Goal: Keep only the lines where "values" appears.

[Data extracted from a collection]

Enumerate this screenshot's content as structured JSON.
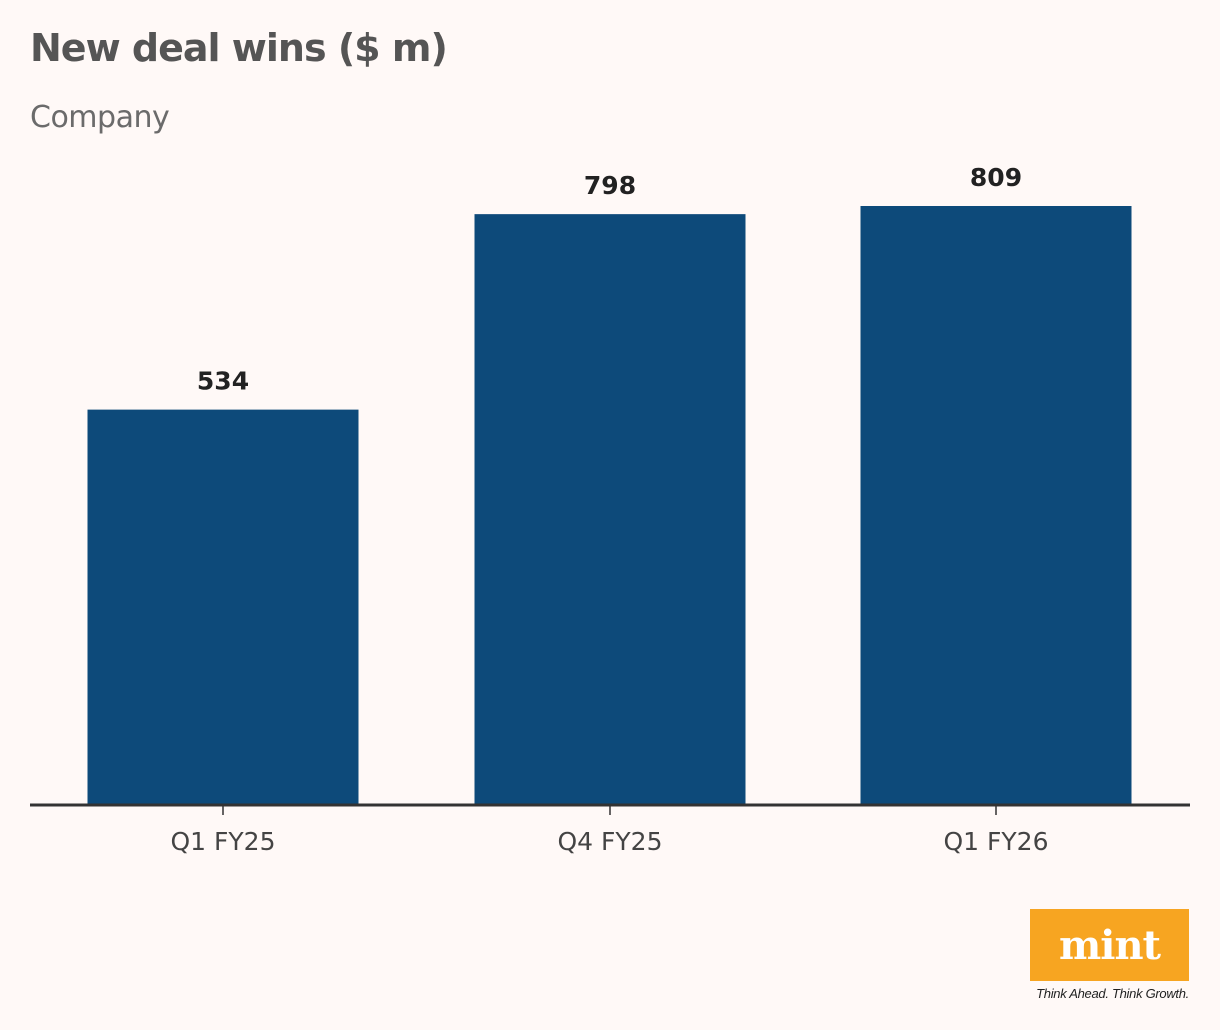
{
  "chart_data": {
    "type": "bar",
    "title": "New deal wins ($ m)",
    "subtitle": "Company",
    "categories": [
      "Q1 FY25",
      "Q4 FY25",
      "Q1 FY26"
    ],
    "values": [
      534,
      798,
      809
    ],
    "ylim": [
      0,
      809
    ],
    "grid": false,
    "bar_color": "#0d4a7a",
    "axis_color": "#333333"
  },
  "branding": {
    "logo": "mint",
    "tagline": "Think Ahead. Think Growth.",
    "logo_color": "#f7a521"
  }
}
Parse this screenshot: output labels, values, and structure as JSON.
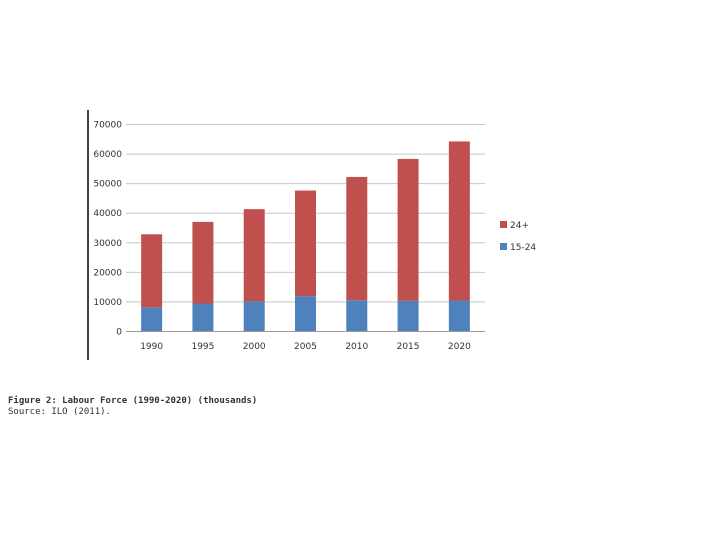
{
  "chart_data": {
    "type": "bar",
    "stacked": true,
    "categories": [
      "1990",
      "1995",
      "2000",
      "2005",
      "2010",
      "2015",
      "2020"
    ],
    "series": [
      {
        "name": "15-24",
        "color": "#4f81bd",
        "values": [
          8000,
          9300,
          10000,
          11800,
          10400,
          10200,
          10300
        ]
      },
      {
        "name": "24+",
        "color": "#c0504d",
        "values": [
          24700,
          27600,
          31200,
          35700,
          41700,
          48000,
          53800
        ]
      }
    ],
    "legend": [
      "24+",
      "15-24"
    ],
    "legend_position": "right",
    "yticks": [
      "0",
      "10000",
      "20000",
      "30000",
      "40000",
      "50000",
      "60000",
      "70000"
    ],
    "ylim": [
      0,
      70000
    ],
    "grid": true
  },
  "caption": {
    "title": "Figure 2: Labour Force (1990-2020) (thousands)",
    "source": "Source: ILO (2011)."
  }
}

Task output:
    "values": [
Parse this screenshot: output labels, values, and structure as JSON.
        "values": [
        "values": [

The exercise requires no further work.